Reproduce the listing that follows with no differences at all.

---------- Given information

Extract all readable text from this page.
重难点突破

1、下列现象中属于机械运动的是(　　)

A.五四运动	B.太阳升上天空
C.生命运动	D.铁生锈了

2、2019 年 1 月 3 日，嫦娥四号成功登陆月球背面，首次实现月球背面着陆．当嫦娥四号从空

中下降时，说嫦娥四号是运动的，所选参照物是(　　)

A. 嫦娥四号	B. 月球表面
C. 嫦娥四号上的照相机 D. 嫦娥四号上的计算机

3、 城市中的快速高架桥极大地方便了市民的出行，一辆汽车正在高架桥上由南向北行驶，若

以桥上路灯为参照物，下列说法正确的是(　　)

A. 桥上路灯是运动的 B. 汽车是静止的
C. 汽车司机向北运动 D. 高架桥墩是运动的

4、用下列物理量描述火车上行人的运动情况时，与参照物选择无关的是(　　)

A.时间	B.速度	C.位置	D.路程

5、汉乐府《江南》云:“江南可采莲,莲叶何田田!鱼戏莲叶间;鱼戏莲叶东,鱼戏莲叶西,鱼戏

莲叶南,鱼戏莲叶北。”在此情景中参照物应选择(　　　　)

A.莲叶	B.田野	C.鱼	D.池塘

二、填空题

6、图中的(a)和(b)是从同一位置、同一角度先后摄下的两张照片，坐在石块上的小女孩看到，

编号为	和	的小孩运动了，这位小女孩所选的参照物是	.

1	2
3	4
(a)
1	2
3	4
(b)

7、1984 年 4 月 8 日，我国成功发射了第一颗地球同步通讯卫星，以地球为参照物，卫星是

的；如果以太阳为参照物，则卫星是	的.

--------------------

▶ **Answer to the problem**
Extract all readable text from this page.
重难点突破

1、下列现象中属于机械运动的是(　　)

A.五四运动	B.太阳升上天空
C.生命运动	D.铁生锈了

2、2019 年 1 月 3 日，嫦娥四号成功登陆月球背面，首次实现月球背面着陆．当嫦娥四号从空

中下降时，说嫦娥四号是运动的，所选参照物是(　　)

A. 嫦娥四号	B. 月球表面
C. 嫦娥四号上的照相机 D. 嫦娥四号上的计算机

3、 城市中的快速高架桥极大地方便了市民的出行，一辆汽车正在高架桥上由南向北行驶，若

以桥上路灯为参照物，下列说法正确的是(　　)

A. 桥上路灯是运动的 B. 汽车是静止的
C. 汽车司机向北运动 D. 高架桥墩是运动的

4、用下列物理量描述火车上行人的运动情况时，与参照物选择无关的是(　　)

A.时间	B.速度	C.位置	D.路程

5、汉乐府《江南》云:“江南可采莲,莲叶何田田!鱼戏莲叶间;鱼戏莲叶东,鱼戏莲叶西,鱼戏

莲叶南,鱼戏莲叶北。”在此情景中参照物应选择(　　　　)

A.莲叶	B.田野	C.鱼	D.池塘

二、填空题

6、图中的(a)和(b)是从同一位置、同一角度先后摄下的两张照片，坐在石块上的小女孩看到，

编号为	和	的小孩运动了，这位小女孩所选的参照物是	.

1	2
3	4
(a)
1	2
3	4
(b)

7、1984 年 4 月 8 日，我国成功发射了第一颗地球同步通讯卫星，以地球为参照物，卫星是

的；如果以太阳为参照物，则卫星是	的.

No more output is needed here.